> _Task material_:
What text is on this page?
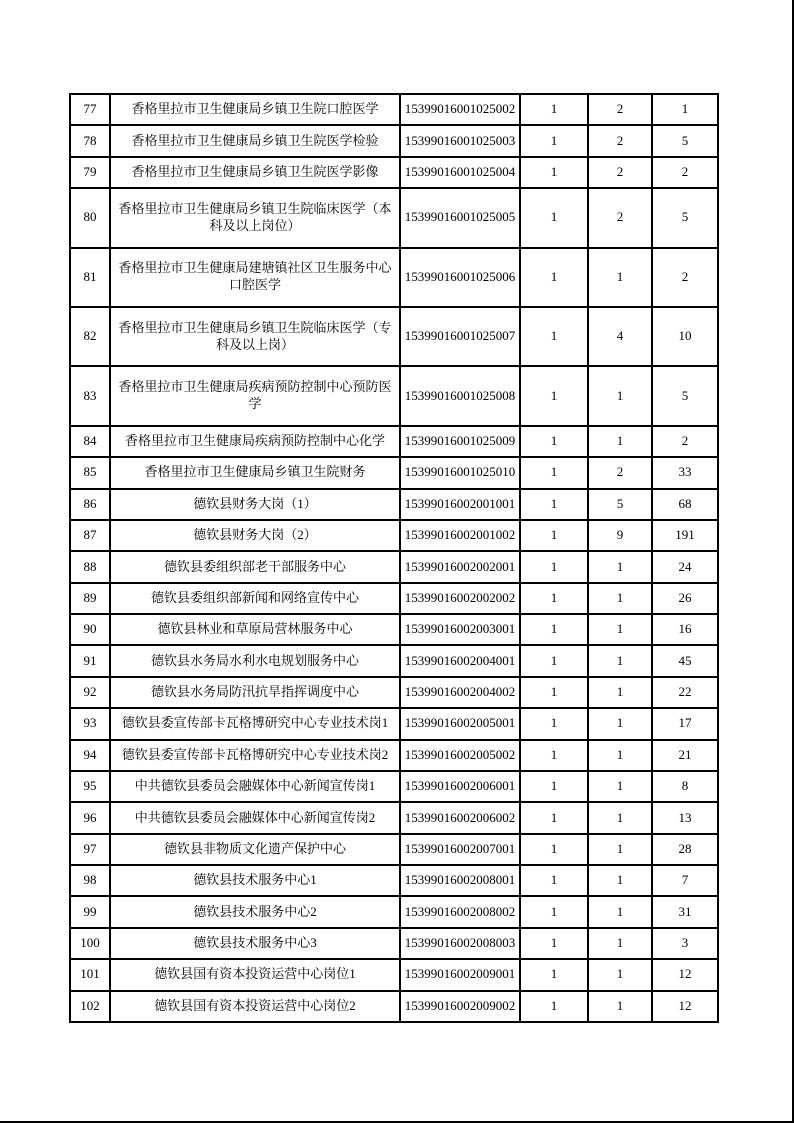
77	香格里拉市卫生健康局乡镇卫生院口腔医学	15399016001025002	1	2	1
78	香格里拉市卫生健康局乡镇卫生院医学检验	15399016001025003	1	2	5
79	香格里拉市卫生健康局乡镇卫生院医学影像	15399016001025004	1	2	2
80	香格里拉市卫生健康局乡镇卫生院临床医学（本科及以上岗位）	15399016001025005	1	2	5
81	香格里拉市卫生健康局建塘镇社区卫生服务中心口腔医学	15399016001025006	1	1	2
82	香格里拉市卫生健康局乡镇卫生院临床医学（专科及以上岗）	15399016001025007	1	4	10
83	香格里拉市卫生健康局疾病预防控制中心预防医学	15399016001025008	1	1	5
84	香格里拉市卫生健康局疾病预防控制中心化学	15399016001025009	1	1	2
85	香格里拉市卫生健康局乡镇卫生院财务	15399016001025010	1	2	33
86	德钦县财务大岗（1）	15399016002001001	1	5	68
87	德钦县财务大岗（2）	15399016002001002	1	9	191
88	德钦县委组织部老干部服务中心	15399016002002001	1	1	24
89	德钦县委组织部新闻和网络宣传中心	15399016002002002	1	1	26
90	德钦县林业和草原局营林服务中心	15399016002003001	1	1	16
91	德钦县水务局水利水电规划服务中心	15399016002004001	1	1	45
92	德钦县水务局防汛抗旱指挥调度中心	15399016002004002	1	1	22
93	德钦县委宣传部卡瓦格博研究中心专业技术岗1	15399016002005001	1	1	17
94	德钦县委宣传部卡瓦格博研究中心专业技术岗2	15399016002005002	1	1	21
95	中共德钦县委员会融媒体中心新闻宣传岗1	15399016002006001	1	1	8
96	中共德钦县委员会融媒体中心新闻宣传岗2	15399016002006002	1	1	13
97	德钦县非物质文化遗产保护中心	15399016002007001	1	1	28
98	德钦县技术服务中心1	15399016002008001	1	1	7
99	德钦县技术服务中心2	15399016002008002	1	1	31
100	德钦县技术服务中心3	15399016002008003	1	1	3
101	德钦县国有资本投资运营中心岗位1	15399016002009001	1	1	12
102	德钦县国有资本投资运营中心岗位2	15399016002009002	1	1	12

> _Directions_: Scan the material line by line and report each one that contains "香格里拉市卫生健康局乡镇卫生院临床医学".

> _Correct response_:
80	香格里拉市卫生健康局乡镇卫生院临床医学（本科及以上岗位）	15399016001025005	1	2	5
82	香格里拉市卫生健康局乡镇卫生院临床医学（专科及以上岗）	15399016001025007	1	4	10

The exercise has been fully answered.